══ Text extract ══
In short, we do not and cannot have contact with reality independently of a conceptualization of it.

The notion of "the world" as used in a phrase like "different conceptual schemes carve up the world differently" must be the notion of something completely unspecified and unspecifiable — the thing-in-itself, in fact. As soon as we start thinking of "the world" as atoms and the void, or sense data and awareness of them, or "stimuli" of a certain sort brought to bear on organs of a certain sort, we have changed the name of the game. For we are now well within some particular theory about how the world is.... "the world" is either the purely vacuous notion of the ineffable cause of sense and goal of intellect, or else a name for the objects that inquiry at the moment is leaving alone. (p 14 - 15)

If some creature conceptualized the world in a completely different way from us, its behavior based on those concepts would be completely unpredictable to us, and therefore we would not recognize the creature as rational.

If one thinks of meaning in terms of the discovery of the speech dispositions of foreigners [as in Quine's Word and Object -ML] ... then one will not be able to draw a clear distinction between the foreigner's using words different in meaning from any words in our language and the foreigner's having many false beliefs. We can and must play of awkward translations against ascriptions of quaint beliefs, and vice versa, but we will never reach the limiting case of a foreigner all or most of whose beliefs must be viewed as false according to a translating scheme that pairs off all or most of his terms as identical in meaning with some terms of English. We will not reach this case (so the Davidsonian argument goes) because any such translation scheme would merely show that we had not succeeded in finding a translation at all.
But (to extend Davidson's argument a bit) if we can never find a translation, why should we think we are faced with language users at all? ... Suppose that repeated attempts systematically to correlate these sounds with the organisms' environment and behavior fail. What should we say? One suggestion might be that the analytic hypotheses we are using in our tentative translation schemes use concepts that we do not share with the natives -- because the natives "carve up the world" differently, or have different "quality spaces" or something of the sort. But could there be a way of deciding between this suggestion and the possibility that the organisms' sounds are just sounds? Once we imagine different ways of carving up the world, nothing could stop us from attributing 'untranslatable languages' to anything that emits a variety of signals. (p 5-6)
═══
══ Records ══
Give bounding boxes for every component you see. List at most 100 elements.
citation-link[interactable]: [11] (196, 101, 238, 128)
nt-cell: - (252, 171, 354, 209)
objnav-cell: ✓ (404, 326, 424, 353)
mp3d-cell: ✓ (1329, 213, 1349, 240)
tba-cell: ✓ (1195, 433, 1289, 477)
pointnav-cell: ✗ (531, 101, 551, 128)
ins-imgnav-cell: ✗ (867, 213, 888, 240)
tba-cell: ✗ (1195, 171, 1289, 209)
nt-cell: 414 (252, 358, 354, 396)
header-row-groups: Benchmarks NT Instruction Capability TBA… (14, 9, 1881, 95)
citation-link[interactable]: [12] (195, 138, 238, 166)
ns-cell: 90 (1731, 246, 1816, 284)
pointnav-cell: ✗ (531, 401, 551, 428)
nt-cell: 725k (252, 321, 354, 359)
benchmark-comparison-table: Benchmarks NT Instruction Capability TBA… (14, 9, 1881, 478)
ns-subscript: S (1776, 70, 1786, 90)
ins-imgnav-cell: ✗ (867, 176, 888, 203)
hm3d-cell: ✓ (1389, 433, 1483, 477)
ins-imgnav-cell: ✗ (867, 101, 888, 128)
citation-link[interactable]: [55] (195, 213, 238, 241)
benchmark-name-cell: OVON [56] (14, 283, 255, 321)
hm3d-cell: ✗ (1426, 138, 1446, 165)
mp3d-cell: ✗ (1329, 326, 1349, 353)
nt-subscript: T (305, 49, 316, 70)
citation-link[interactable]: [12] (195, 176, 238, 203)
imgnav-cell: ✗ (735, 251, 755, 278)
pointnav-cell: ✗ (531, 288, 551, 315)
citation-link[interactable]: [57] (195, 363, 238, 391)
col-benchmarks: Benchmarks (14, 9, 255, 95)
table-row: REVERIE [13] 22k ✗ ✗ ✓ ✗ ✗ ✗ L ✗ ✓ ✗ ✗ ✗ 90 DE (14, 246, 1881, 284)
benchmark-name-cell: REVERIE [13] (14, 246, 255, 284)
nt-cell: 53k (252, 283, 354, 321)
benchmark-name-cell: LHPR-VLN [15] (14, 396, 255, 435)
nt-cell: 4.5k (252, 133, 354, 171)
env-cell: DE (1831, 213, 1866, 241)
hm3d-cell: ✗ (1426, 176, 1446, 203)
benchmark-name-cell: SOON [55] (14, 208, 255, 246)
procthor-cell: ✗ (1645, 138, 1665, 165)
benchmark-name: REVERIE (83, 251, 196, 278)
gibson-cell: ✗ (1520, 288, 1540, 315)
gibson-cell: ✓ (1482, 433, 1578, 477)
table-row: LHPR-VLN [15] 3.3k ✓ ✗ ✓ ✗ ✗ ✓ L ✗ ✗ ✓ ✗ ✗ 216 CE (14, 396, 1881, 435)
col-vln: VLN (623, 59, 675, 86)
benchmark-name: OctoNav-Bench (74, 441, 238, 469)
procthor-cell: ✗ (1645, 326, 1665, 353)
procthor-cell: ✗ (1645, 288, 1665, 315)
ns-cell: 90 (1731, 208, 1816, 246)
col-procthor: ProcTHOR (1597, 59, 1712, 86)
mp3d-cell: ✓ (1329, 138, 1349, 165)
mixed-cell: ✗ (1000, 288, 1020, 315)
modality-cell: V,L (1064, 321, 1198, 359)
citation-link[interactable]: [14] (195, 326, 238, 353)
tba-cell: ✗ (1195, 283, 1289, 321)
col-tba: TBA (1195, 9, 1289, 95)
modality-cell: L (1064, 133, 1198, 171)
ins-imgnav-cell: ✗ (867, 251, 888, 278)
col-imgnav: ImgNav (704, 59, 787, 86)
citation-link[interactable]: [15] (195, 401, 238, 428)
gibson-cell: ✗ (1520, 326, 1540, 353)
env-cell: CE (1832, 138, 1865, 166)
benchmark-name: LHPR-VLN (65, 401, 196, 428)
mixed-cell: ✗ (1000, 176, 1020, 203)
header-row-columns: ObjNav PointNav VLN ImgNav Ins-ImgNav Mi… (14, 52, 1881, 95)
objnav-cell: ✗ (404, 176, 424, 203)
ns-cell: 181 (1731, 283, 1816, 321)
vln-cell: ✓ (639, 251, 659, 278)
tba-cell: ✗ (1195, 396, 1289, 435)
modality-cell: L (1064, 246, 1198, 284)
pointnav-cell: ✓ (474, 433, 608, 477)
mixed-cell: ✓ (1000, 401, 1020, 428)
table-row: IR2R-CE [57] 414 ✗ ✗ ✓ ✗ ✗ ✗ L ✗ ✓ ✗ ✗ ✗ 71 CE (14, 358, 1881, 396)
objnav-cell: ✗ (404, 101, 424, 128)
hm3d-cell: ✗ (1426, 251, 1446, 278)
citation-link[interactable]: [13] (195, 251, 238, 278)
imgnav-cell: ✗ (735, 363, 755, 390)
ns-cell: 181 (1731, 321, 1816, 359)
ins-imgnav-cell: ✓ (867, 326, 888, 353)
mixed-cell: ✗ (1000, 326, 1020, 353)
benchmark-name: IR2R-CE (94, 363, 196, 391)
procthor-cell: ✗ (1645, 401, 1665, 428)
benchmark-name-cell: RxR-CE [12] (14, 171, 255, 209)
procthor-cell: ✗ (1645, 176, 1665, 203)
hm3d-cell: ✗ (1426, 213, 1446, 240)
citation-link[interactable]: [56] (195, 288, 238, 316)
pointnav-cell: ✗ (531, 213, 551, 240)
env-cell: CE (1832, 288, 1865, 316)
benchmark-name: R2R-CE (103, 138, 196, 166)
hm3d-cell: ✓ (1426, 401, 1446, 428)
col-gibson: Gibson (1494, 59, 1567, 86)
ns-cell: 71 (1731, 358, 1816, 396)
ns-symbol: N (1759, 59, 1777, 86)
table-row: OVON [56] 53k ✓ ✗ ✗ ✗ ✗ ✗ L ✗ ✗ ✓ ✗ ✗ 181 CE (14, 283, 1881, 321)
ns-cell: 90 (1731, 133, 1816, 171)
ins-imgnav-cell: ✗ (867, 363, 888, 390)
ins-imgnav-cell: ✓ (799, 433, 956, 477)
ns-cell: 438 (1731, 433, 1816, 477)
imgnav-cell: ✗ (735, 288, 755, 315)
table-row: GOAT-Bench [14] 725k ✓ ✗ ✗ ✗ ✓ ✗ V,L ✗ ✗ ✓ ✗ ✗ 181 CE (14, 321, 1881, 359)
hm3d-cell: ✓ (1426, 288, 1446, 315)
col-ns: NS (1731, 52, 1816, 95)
═══
* Tasks:
1) Can you output the passage on conceptual schemes word for word, starting with "In short, we" and going on through "(p 14 - 15)"?
2) Would you pick up the passage on conceptual schemes and carry it on from the point where it stops?

* Answers to the problems:
1)
In short, we do not and cannot have contact with reality independently of a conceptualization of it.

The notion of "the world" as used in a phrase like "different conceptual schemes carve up the world differently" must be the notion of something completely unspecified and unspecifiable — the thing-in-itself, in fact. As soon as we start thinking of "the world" as atoms and the void, or sense data and awareness of them, or "stimuli" of a certain sort brought to bear on organs of a certain sort, we have changed the name of the game. For we are now well within some particular theory about how the world is.... "the world" is either the purely vacuous notion of the ineffable cause of sense and goal of intellect, or else a name for the objects that inquiry at the moment is leaving alone. (p 14 - 15)

2)
Perhaps we were too hasty in thinking that attributions of personhood and of articulate belief went hand in hand -- for surely we know in advance that butterflies are not persons ... I do not see what 'known in advance not to be a person' could mean when applied to the butterfly save that the butterfly doesn't seem human. But there is no particular reason to think that our remote ancestors or descendants would seem human right off the bat either. Let the notion of a person be as complex and multiply criterioned as you please, still I do not think that it will come unstuck from that of a complex interlocked set of beliefs and desires... (p 10)

The lesson I take from this essay is that the distinction between the "objective world" and our conceptualization of it is parallel to the analytic/synthetic distinction, and is subject to the same issues that Quine identified in "Two Dogmas of Empiricism."

Philosophy as a Kind of Writing
Here is one way to look at physics: there are some invisible things which are parts of everything else and whose behavior determines the way everything else works. Physics is the search for an accurate description of those invisible things...
Here is another way of looking at physics: the physicists are men looking for new interpretations of the Book of Nature. After each pedestrian period of normal science, they dream up a new model, a new picture, a new vocabulary, and then they announce that the true meaning of the Book has been discovered. But of course it never is... What makes them physicists is that their writings are commentaries on the writings of earlier interpreters of Nature... (p 90)

One consequence of pragmatism to which Rorty keeps returning is that science does not have any privileged insight into reality. It is just one vocabulary among others, very successful to its purpose but not essentially different from others.

The concepts of natural science, idealists pointed out, were shown by Kant to be merely instruments which the mind uses to synthesize sense-impressions; science, therefore, can know only a phenonemal world. In textualist terms, this becomes the claim that the vocabulary of science is merely one among others — merely the vocabulary which happens to be handy in predicting and controlling nature. It is not, as physicalism would have us think, Nature's Own Vocabulary. (p 140)

A host of philosophers...have spent the last hundred years trying to use notions like "objectivity," "rigor," and "method" to isolate science from nonscience. They have done this because they thought that the idea that we can explain scientific success in terms of discovering Nature's Own Language must, somehow, be right -- ... even if neither realism nor idealism could explain just what the imagined "correspondence" between nature's language and current scientific jargon could consist in. Very few thinkers have suggested that maybe science doesn't have a secret of success -- that there is no metaphysical or epistemological or transcendental explanation why Galileo's vocabulary has worked so well so far, any more than there is an explanation why the vocabulary of liberal democracy has worked so well so far. (192)

If "scientific method" means merely being rational in some given area of inquiry, then it has a perfectly reasonable 'Kuhnian' sense -- it means obeying the normal conventions of your discipline, not fudging the data too much, not letting your hopes and fears influence your conclusions unless those hopes and fears are shared by all those who are in the same line of work, being open to refutation by experience, not blocking the road of inquiry. In this sense, 'method' and 'rationality' are names for a suitable balance between respect for the opinions of one's fellows and respect for the stubbornness of sensation. (p 194-5)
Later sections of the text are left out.